(Dataset records)
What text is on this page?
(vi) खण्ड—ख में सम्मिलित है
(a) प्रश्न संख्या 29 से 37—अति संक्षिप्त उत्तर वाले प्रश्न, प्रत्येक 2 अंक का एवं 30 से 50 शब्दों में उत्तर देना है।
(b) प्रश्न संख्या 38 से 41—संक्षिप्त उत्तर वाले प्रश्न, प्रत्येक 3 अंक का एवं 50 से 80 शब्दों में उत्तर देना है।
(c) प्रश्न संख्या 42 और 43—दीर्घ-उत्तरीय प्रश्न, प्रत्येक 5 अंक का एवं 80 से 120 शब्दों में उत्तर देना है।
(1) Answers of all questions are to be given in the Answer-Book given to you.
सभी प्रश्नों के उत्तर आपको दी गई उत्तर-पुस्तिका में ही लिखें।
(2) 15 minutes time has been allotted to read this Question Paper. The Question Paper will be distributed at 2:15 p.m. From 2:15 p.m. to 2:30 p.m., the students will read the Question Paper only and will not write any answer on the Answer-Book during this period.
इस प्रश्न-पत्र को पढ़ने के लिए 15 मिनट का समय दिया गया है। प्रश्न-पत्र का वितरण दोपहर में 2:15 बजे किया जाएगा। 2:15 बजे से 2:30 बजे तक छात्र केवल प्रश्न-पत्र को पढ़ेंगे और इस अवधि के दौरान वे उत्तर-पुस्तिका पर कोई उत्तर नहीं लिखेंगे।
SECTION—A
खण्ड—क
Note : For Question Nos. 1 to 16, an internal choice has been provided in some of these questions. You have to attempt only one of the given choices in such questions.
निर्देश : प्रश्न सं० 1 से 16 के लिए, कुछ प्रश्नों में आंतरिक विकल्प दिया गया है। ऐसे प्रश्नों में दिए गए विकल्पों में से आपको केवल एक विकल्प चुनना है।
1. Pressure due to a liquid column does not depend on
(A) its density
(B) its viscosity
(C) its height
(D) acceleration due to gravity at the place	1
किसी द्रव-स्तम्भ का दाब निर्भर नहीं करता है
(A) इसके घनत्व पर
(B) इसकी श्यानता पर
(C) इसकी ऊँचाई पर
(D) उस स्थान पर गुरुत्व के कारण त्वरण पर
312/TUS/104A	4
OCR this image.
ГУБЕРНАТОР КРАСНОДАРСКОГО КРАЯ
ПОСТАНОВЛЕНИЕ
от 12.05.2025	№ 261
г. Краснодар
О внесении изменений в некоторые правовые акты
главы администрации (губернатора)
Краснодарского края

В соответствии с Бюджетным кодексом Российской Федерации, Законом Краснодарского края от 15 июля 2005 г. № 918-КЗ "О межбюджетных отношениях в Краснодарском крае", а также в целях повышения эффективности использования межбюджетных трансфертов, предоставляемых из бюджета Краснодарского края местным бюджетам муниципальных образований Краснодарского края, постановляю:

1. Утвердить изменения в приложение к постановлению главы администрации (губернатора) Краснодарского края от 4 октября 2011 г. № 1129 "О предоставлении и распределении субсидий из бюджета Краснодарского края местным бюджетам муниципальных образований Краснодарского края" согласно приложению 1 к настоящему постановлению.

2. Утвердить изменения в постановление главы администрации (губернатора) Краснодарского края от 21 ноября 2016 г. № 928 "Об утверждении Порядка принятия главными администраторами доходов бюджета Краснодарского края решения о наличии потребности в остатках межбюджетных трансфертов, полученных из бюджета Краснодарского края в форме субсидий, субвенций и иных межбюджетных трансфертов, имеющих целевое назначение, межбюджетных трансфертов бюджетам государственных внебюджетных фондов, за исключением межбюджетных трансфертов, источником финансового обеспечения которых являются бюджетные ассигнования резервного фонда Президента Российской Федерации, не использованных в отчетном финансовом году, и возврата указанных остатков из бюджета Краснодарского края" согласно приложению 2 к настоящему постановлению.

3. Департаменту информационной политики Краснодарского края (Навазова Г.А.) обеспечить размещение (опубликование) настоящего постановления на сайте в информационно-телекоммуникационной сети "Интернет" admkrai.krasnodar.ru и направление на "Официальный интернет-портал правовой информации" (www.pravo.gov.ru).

(Direction) Reproduce the whole listing word for word.

(The solution)
What text is on this page?
(vi) खण्ड—ख में सम्मिलित है
(a) प्रश्न संख्या 29 से 37—अति संक्षिप्त उत्तर वाले प्रश्न, प्रत्येक 2 अंक का एवं 30 से 50 शब्दों में उत्तर देना है।
(b) प्रश्न संख्या 38 से 41—संक्षिप्त उत्तर वाले प्रश्न, प्रत्येक 3 अंक का एवं 50 से 80 शब्दों में उत्तर देना है।
(c) प्रश्न संख्या 42 और 43—दीर्घ-उत्तरीय प्रश्न, प्रत्येक 5 अंक का एवं 80 से 120 शब्दों में उत्तर देना है।
(1) Answers of all questions are to be given in the Answer-Book given to you.
सभी प्रश्नों के उत्तर आपको दी गई उत्तर-पुस्तिका में ही लिखें।
(2) 15 minutes time has been allotted to read this Question Paper. The Question Paper will be distributed at 2:15 p.m. From 2:15 p.m. to 2:30 p.m., the students will read the Question Paper only and will not write any answer on the Answer-Book during this period.
इस प्रश्न-पत्र को पढ़ने के लिए 15 मिनट का समय दिया गया है। प्रश्न-पत्र का वितरण दोपहर में 2:15 बजे किया जाएगा। 2:15 बजे से 2:30 बजे तक छात्र केवल प्रश्न-पत्र को पढ़ेंगे और इस अवधि के दौरान वे उत्तर-पुस्तिका पर कोई उत्तर नहीं लिखेंगे।
SECTION—A
खण्ड—क
Note : For Question Nos. 1 to 16, an internal choice has been provided in some of these questions. You have to attempt only one of the given choices in such questions.
निर्देश : प्रश्न सं० 1 से 16 के लिए, कुछ प्रश्नों में आंतरिक विकल्प दिया गया है। ऐसे प्रश्नों में दिए गए विकल्पों में से आपको केवल एक विकल्प चुनना है।
1. Pressure due to a liquid column does not depend on
(A) its density
(B) its viscosity
(C) its height
(D) acceleration due to gravity at the place	1
किसी द्रव-स्तम्भ का दाब निर्भर नहीं करता है
(A) इसके घनत्व पर
(B) इसकी श्यानता पर
(C) इसकी ऊँचाई पर
(D) उस स्थान पर गुरुत्व के कारण त्वरण पर
312/TUS/104A	4
OCR this image.
ГУБЕРНАТОР КРАСНОДАРСКОГО КРАЯ
ПОСТАНОВЛЕНИЕ
от 12.05.2025	№ 261
г. Краснодар
О внесении изменений в некоторые правовые акты
главы администрации (губернатора)
Краснодарского края

В соответствии с Бюджетным кодексом Российской Федерации, Законом Краснодарского края от 15 июля 2005 г. № 918-КЗ "О межбюджетных отношениях в Краснодарском крае", а также в целях повышения эффективности использования межбюджетных трансфертов, предоставляемых из бюджета Краснодарского края местным бюджетам муниципальных образований Краснодарского края, постановляю:

1. Утвердить изменения в приложение к постановлению главы администрации (губернатора) Краснодарского края от 4 октября 2011 г. № 1129 "О предоставлении и распределении субсидий из бюджета Краснодарского края местным бюджетам муниципальных образований Краснодарского края" согласно приложению 1 к настоящему постановлению.

2. Утвердить изменения в постановление главы администрации (губернатора) Краснодарского края от 21 ноября 2016 г. № 928 "Об утверждении Порядка принятия главными администраторами доходов бюджета Краснодарского края решения о наличии потребности в остатках межбюджетных трансфертов, полученных из бюджета Краснодарского края в форме субсидий, субвенций и иных межбюджетных трансфертов, имеющих целевое назначение, межбюджетных трансфертов бюджетам государственных внебюджетных фондов, за исключением межбюджетных трансфертов, источником финансового обеспечения которых являются бюджетные ассигнования резервного фонда Президента Российской Федерации, не использованных в отчетном финансовом году, и возврата указанных остатков из бюджета Краснодарского края" согласно приложению 2 к настоящему постановлению.

3. Департаменту информационной политики Краснодарского края (Навазова Г.А.) обеспечить размещение (опубликование) настоящего постановления на сайте в информационно-телекоммуникационной сети "Интернет" admkrai.krasnodar.ru и направление на "Официальный интернет-портал правовой информации" (www.pravo.gov.ru).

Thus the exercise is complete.